What to work on: Word for word, repeat the lines of the records from the one containing "Transcribe the text in this document." through the last line, both included.

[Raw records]
+ + + + + + +
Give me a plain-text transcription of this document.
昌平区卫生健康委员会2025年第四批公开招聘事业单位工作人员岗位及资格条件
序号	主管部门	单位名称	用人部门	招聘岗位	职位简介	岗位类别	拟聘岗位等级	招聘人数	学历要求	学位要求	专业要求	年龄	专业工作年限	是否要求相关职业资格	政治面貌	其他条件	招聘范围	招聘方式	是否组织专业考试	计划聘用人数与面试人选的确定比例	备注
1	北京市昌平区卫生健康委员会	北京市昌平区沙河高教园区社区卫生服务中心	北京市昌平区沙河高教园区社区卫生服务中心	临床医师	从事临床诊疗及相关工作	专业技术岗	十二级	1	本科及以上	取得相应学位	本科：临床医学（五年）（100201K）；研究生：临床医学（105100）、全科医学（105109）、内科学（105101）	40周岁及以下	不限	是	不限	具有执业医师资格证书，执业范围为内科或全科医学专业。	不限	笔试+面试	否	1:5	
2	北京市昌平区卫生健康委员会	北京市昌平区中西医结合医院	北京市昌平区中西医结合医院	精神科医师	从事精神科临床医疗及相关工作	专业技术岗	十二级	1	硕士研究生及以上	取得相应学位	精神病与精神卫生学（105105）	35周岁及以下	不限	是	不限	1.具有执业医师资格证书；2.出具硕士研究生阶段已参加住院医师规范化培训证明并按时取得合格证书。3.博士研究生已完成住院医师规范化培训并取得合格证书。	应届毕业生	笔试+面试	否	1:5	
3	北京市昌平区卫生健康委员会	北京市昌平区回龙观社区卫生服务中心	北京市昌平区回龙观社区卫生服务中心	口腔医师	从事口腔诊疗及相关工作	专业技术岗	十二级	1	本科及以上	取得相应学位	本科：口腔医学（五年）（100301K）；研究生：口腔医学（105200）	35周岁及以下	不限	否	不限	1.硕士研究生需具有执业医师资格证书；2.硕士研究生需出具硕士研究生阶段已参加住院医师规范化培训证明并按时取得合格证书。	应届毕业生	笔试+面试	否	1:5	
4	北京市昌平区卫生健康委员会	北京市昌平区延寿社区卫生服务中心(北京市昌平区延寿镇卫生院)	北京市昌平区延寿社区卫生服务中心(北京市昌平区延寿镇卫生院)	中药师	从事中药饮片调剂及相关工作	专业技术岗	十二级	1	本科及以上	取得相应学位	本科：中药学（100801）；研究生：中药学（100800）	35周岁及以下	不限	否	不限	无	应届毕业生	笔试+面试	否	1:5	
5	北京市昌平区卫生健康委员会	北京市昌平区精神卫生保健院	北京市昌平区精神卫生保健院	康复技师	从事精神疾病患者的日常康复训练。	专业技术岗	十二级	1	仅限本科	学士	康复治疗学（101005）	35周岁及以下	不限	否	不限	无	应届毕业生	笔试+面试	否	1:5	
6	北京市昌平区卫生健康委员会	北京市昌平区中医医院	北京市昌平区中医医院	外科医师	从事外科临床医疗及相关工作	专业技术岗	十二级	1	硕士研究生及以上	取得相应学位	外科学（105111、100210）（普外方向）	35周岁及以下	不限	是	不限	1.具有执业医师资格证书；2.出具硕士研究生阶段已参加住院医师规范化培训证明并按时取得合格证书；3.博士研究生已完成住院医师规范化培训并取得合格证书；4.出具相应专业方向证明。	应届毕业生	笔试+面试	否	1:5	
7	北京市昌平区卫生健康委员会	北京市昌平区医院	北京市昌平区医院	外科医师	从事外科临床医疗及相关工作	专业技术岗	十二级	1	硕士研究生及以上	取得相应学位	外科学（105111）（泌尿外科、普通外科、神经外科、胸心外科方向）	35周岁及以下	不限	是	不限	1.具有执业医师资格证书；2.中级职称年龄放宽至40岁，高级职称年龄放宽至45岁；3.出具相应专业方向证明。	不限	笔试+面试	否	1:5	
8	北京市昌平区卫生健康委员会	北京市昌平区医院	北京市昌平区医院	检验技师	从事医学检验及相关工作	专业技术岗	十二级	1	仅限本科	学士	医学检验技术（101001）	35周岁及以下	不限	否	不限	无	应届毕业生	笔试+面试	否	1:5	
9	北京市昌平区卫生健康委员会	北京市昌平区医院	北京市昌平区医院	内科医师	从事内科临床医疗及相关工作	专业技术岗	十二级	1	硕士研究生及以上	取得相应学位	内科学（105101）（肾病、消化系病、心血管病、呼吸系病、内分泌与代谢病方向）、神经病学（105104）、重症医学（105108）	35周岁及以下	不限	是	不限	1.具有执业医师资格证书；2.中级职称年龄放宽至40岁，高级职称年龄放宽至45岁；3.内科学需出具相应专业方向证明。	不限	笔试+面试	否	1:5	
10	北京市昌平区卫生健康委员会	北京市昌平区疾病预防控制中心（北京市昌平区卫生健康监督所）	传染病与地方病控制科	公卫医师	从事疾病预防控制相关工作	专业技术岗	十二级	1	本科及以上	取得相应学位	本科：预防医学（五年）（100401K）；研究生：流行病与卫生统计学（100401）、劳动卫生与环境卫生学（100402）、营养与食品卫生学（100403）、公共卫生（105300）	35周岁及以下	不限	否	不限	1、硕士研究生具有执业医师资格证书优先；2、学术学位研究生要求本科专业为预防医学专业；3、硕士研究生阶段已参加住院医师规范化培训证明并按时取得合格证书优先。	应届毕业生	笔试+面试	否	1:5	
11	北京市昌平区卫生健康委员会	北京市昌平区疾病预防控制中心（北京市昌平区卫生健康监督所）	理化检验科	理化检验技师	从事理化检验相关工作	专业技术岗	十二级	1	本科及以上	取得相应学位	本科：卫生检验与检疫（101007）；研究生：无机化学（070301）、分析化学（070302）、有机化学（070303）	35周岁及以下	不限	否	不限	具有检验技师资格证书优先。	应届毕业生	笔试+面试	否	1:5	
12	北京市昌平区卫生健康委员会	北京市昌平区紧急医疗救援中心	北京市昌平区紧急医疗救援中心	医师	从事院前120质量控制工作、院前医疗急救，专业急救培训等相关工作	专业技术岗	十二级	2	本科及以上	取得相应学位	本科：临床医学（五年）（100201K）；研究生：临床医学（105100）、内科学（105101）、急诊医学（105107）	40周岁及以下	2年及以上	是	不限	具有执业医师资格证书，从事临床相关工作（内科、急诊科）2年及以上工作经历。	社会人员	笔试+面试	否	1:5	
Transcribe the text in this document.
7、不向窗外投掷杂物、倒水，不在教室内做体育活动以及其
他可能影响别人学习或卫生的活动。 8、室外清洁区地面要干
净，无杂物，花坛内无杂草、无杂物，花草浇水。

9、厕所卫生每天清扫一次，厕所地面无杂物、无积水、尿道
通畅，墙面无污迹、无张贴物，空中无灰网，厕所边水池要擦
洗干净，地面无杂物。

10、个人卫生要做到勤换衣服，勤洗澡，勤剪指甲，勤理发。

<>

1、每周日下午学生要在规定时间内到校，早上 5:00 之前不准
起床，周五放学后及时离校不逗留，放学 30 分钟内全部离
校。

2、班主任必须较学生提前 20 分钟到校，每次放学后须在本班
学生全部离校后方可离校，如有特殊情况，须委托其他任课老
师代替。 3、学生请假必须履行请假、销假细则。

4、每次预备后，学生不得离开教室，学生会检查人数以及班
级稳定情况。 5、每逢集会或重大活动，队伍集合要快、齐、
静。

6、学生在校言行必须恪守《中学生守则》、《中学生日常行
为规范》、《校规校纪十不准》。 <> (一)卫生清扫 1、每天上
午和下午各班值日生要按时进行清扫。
+ + + + + + +
The reply:
Transcribe the text in this document.
7、不向窗外投掷杂物、倒水，不在教室内做体育活动以及其
他可能影响别人学习或卫生的活动。 8、室外清洁区地面要干
净，无杂物，花坛内无杂草、无杂物，花草浇水。

9、厕所卫生每天清扫一次，厕所地面无杂物、无积水、尿道
通畅，墙面无污迹、无张贴物，空中无灰网，厕所边水池要擦
洗干净，地面无杂物。

10、个人卫生要做到勤换衣服，勤洗澡，勤剪指甲，勤理发。

<>

1、每周日下午学生要在规定时间内到校，早上 5:00 之前不准
起床，周五放学后及时离校不逗留，放学 30 分钟内全部离
校。

2、班主任必须较学生提前 20 分钟到校，每次放学后须在本班
学生全部离校后方可离校，如有特殊情况，须委托其他任课老
师代替。 3、学生请假必须履行请假、销假细则。

4、每次预备后，学生不得离开教室，学生会检查人数以及班
级稳定情况。 5、每逢集会或重大活动，队伍集合要快、齐、
静。

6、学生在校言行必须恪守《中学生守则》、《中学生日常行
为规范》、《校规校纪十不准》。 <> (一)卫生清扫 1、每天上
午和下午各班值日生要按时进行清扫。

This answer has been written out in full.